| Exercise description |
Return the entries below verbatim. Pictures stay out.

(Data records)
○ ○ ○ ○ ○

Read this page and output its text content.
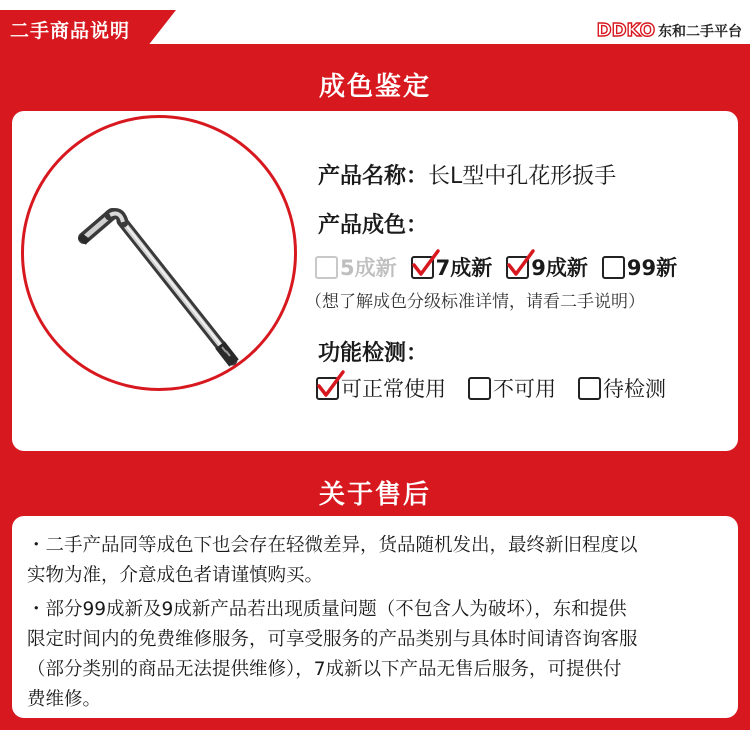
二手商品说明	DDKO 东和二手平台
成色鉴定
产品名称：长L型中孔花形扳手
产品成色：
5成新 7成新 9成新 99新
（想了解成色分级标准详情，请看二手说明）
功能检测：
可正常使用 不可用 待检测
关于售后
・二手产品同等成色下也会存在轻微差异，货品随机发出，最终新旧程度以
实物为准，介意成色者请谨慎购买。
・部分99成新及9成新产品若出现质量问题（不包含人为破坏），东和提供
限定时间内的免费维修服务，可享受服务的产品类别与具体时间请咨询客服
（部分类别的商品无法提供维修），7成新以下产品无售后服务，可提供付
费维修。
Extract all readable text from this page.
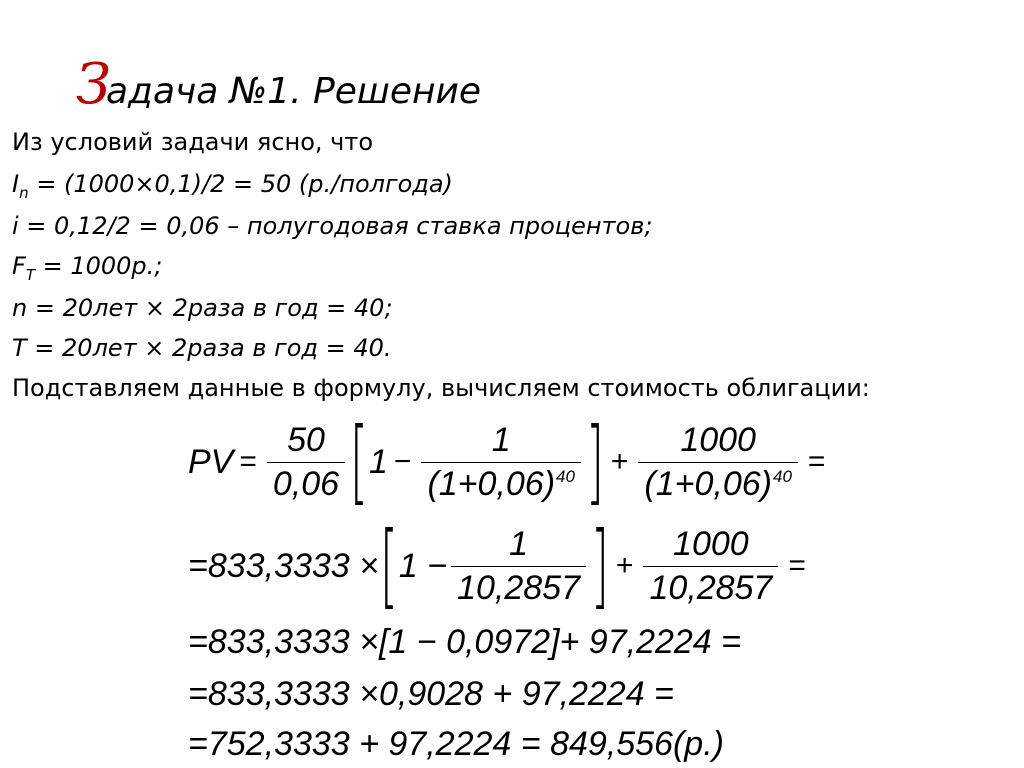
Задача №1. Решение
Из условий задачи ясно, что
$I_n = (1000\times 0,1)/2 = 50$ (р./полгода)
i = 0,12/2 = 0,06 – полугодовая ставка процентов;
$F_T = 1000р$.;
n = 20лет × 2раза в год = 40;
T = 20лет × 2раза в год = 40.
Подставляем данные в формулу, вычисляем стоимость облигации:
PV = $\frac{50}{0,06}$ [ $1 - \frac{1}{(1+0,06)^{40}}$ ] + $\frac{1000}{(1+0,06)^{40}}$ =
=833,3333 × [ $1 - \frac{1}{10,2857}$ ] + $\frac{1000}{10,2857}$ =
=833,3333 ×[1 − 0,0972]+ 97,2224 =
=833,3333 ×0,9028 + 97,2224 =
=752,3333 + 97,2224 = 849,556(р.)
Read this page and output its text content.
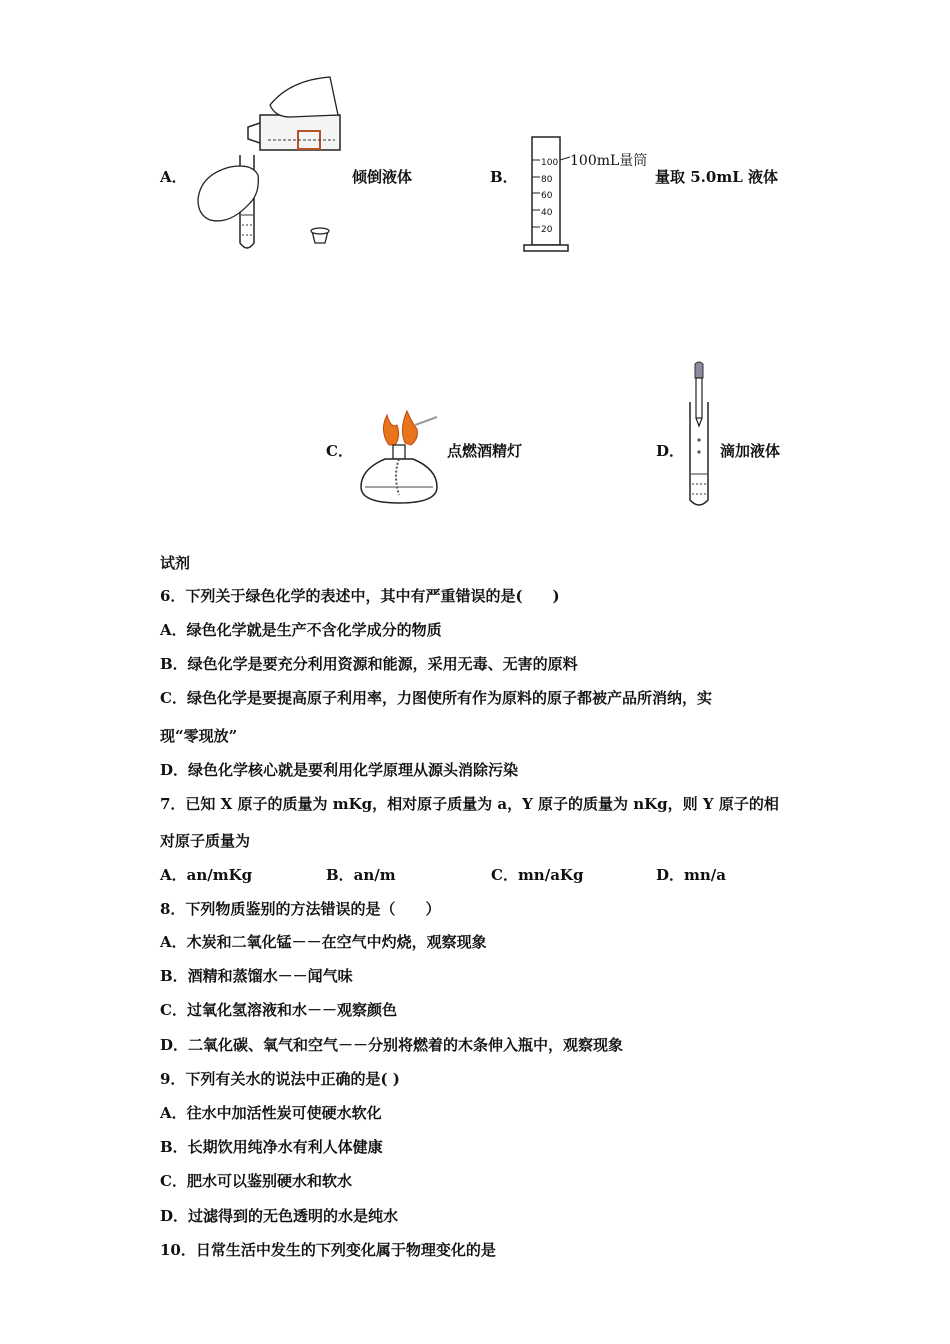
A．	倾倒液体	B．
100
80
60
40
20
100mL量筒
量取 5.0mL 液体
C．	点燃酒精灯	D． 滴加液体
试剂
6．下列关于绿色化学的表述中，其中有严重错误的是(　　)
A．绿色化学就是生产不含化学成分的物质
B．绿色化学是要充分利用资源和能源，采用无毒、无害的原料
C．绿色化学是要提高原子利用率，力图使所有作为原料的原子都被产品所消纳，实
现“零现放”
D．绿色化学核心就是要利用化学原理从源头消除污染
7．已知 X 原子的质量为 mKg，相对原子质量为 a，Y 原子的质量为 nKg，则 Y 原子的相
对原子质量为
A．an/mKg	B．an/m	C．mn/aKg	D．mn/a
8．下列物质鉴别的方法错误的是（　　）
A．木炭和二氧化锰－－在空气中灼烧，观察现象
B．酒精和蒸馏水－－闻气味
C．过氧化氢溶液和水－－观察颜色
D．二氧化碳、氧气和空气－－分别将燃着的木条伸入瓶中，观察现象
9．下列有关水的说法中正确的是( )
A．往水中加活性炭可使硬水软化
B．长期饮用纯净水有利人体健康
C．肥水可以鉴别硬水和软水
D．过滤得到的无色透明的水是纯水
10．日常生活中发生的下列变化属于物理变化的是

○ ○ ○ ○ ○

| Solution to this problem |
Read this page and output its text content.
二手商品说明	DDKO 东和二手平台
成色鉴定
产品名称：长L型中孔花形扳手
产品成色：
5成新 7成新 9成新 99新
（想了解成色分级标准详情，请看二手说明）
功能检测：
可正常使用 不可用 待检测
关于售后
・二手产品同等成色下也会存在轻微差异，货品随机发出，最终新旧程度以
实物为准，介意成色者请谨慎购买。
・部分99成新及9成新产品若出现质量问题（不包含人为破坏），东和提供
限定时间内的免费维修服务，可享受服务的产品类别与具体时间请咨询客服
（部分类别的商品无法提供维修），7成新以下产品无售后服务，可提供付
费维修。
Extract all readable text from this page.
Задача №1. Решение
Из условий задачи ясно, что
$I_n = (1000\times 0,1)/2 = 50$ (р./полгода)
i = 0,12/2 = 0,06 – полугодовая ставка процентов;
$F_T = 1000р$.;
n = 20лет × 2раза в год = 40;
T = 20лет × 2раза в год = 40.
Подставляем данные в формулу, вычисляем стоимость облигации:
PV = $\frac{50}{0,06}$ [ $1 - \frac{1}{(1+0,06)^{40}}$ ] + $\frac{1000}{(1+0,06)^{40}}$ =
=833,3333 × [ $1 - \frac{1}{10,2857}$ ] + $\frac{1000}{10,2857}$ =
=833,3333 ×[1 − 0,0972]+ 97,2224 =
=833,3333 ×0,9028 + 97,2224 =
=752,3333 + 97,2224 = 849,556(р.)
Read this page and output its text content.
A．	倾倒液体	B．
100
80
60
40
20
100mL量筒
量取 5.0mL 液体
C．	点燃酒精灯	D． 滴加液体
试剂
6．下列关于绿色化学的表述中，其中有严重错误的是(　　)
A．绿色化学就是生产不含化学成分的物质
B．绿色化学是要充分利用资源和能源，采用无毒、无害的原料
C．绿色化学是要提高原子利用率，力图使所有作为原料的原子都被产品所消纳，实
现“零现放”
D．绿色化学核心就是要利用化学原理从源头消除污染
7．已知 X 原子的质量为 mKg，相对原子质量为 a，Y 原子的质量为 nKg，则 Y 原子的相
对原子质量为
A．an/mKg	B．an/m	C．mn/aKg	D．mn/a
8．下列物质鉴别的方法错误的是（　　）
A．木炭和二氧化锰－－在空气中灼烧，观察现象
B．酒精和蒸馏水－－闻气味
C．过氧化氢溶液和水－－观察颜色
D．二氧化碳、氧气和空气－－分别将燃着的木条伸入瓶中，观察现象
9．下列有关水的说法中正确的是( )
A．往水中加活性炭可使硬水软化
B．长期饮用纯净水有利人体健康
C．肥水可以鉴别硬水和软水
D．过滤得到的无色透明的水是纯水
10．日常生活中发生的下列变化属于物理变化的是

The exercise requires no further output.